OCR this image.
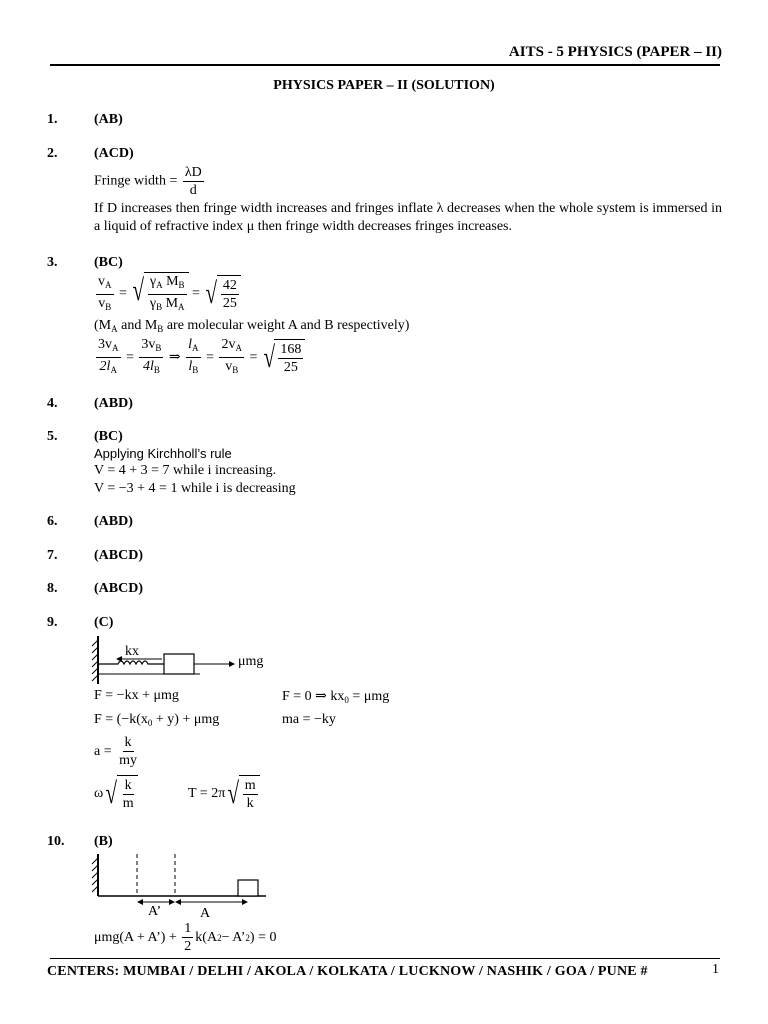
AITS - 5 PHYSICS (PAPER – II)
PHYSICS PAPER – II (SOLUTION)
1.	(AB)
2.	(ACD)
Fringe width = $\frac{\lambda D}{d}$
If D increases then fringe width increases and fringes inflate λ decreases when the whole system is immersed in a liquid of refractive index μ then fringe width decreases fringes increases.
3.	(BC)
$\frac{v_A}{v_B}$ = √ $\frac{\gamma_A M_B}{\gamma_B M_A}$ = √ $\frac{42}{25}$
($M_A$ and $M_B$ are molecular weight A and B respectively)
$\frac{3v_A}{2l_A} = \frac{3v_B}{4l_B}$ ⇒ $\frac{l_A}{l_B} = \frac{2v_A}{v_B}$ = √ $\frac{168}{25}$
4.	(ABD)
5.	(BC)
Applying Kirchholl’s rule
V = 4 + 3 = 7 while i increasing.
V = −3 + 4 = 1 while i is decreasing
6.	(ABD)
7.	(ABCD)
8.	(ABCD)
9.	(C)
kx
μmg
F = −kx + μmg	F = 0 ⇒ $kx_0 = \mu mg$
$F = (-k(x_0 + y) + \mu mg$	ma = −ky
a =
$\frac{k}{my}$
ω √ $\frac{k}{m}$	T = 2π √ $\frac{m}{k}$
10. (B)
A’	A
μmg(A + A’) +
$\frac{1}{2} k(A$ 2 − A’ 2 ) = 0
CENTERS: MUMBAI / DELHI / AKOLA / KOLKATA / LUCKNOW / NASHIK / GOA / PUNE #	1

◆ Aim of the exercise:
Reproduce the listing above exactly, excluding all pictures.

◆ Output for this task:
OCR this image.
AITS - 5 PHYSICS (PAPER – II)
PHYSICS PAPER – II (SOLUTION)
1.	(AB)
2.	(ACD)
Fringe width = $\frac{\lambda D}{d}$
If D increases then fringe width increases and fringes inflate λ decreases when the whole system is immersed in a liquid of refractive index μ then fringe width decreases fringes increases.
3.	(BC)
$\frac{v_A}{v_B}$ = √ $\frac{\gamma_A M_B}{\gamma_B M_A}$ = √ $\frac{42}{25}$
($M_A$ and $M_B$ are molecular weight A and B respectively)
$\frac{3v_A}{2l_A} = \frac{3v_B}{4l_B}$ ⇒ $\frac{l_A}{l_B} = \frac{2v_A}{v_B}$ = √ $\frac{168}{25}$
4.	(ABD)
5.	(BC)
Applying Kirchholl’s rule
V = 4 + 3 = 7 while i increasing.
V = −3 + 4 = 1 while i is decreasing
6.	(ABD)
7.	(ABCD)
8.	(ABCD)
9.	(C)
kx
μmg
F = −kx + μmg	F = 0 ⇒ $kx_0 = \mu mg$
$F = (-k(x_0 + y) + \mu mg$	ma = −ky
a =
$\frac{k}{my}$
ω √ $\frac{k}{m}$	T = 2π √ $\frac{m}{k}$
10. (B)
A’	A
μmg(A + A’) +
$\frac{1}{2} k(A$ 2 − A’ 2 ) = 0
CENTERS: MUMBAI / DELHI / AKOLA / KOLKATA / LUCKNOW / NASHIK / GOA / PUNE #	1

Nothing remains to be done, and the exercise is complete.